:: Aim of the exercise ::
Retype the records below exactly as they appear.

Records from a data collection
^^^^^^^^

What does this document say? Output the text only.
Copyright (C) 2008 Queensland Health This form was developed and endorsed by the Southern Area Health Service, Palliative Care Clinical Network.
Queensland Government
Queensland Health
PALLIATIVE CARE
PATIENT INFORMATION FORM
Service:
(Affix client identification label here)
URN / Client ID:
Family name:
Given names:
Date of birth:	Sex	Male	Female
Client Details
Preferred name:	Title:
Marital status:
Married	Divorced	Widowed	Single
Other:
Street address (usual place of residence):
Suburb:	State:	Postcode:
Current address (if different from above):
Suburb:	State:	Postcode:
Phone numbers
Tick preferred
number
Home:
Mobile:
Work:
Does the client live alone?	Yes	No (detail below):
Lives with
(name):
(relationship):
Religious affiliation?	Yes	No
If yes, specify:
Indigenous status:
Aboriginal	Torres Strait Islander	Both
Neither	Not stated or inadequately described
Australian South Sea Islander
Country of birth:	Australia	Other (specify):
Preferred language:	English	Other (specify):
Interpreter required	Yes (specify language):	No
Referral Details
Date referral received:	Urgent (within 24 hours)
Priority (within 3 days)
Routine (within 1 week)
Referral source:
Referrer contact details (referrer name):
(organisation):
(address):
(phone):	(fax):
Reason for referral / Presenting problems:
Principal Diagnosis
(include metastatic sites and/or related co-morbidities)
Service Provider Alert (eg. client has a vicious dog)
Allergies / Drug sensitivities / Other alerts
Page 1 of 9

^^^^^^^^

:: Written response ::
What does this document say? Output the text only.
Copyright (C) 2008 Queensland Health This form was developed and endorsed by the Southern Area Health Service, Palliative Care Clinical Network.
Queensland Government
Queensland Health
PALLIATIVE CARE
PATIENT INFORMATION FORM
Service:
(Affix client identification label here)
URN / Client ID:
Family name:
Given names:
Date of birth:	Sex	Male	Female
Client Details
Preferred name:	Title:
Marital status:
Married	Divorced	Widowed	Single
Other:
Street address (usual place of residence):
Suburb:	State:	Postcode:
Current address (if different from above):
Suburb:	State:	Postcode:
Phone numbers
Tick preferred
number
Home:
Mobile:
Work:
Does the client live alone?	Yes	No (detail below):
Lives with
(name):
(relationship):
Religious affiliation?	Yes	No
If yes, specify:
Indigenous status:
Aboriginal	Torres Strait Islander	Both
Neither	Not stated or inadequately described
Australian South Sea Islander
Country of birth:	Australia	Other (specify):
Preferred language:	English	Other (specify):
Interpreter required	Yes (specify language):	No
Referral Details
Date referral received:	Urgent (within 24 hours)
Priority (within 3 days)
Routine (within 1 week)
Referral source:
Referrer contact details (referrer name):
(organisation):
(address):
(phone):	(fax):
Reason for referral / Presenting problems:
Principal Diagnosis
(include metastatic sites and/or related co-morbidities)
Service Provider Alert (eg. client has a vicious dog)
Allergies / Drug sensitivities / Other alerts
Page 1 of 9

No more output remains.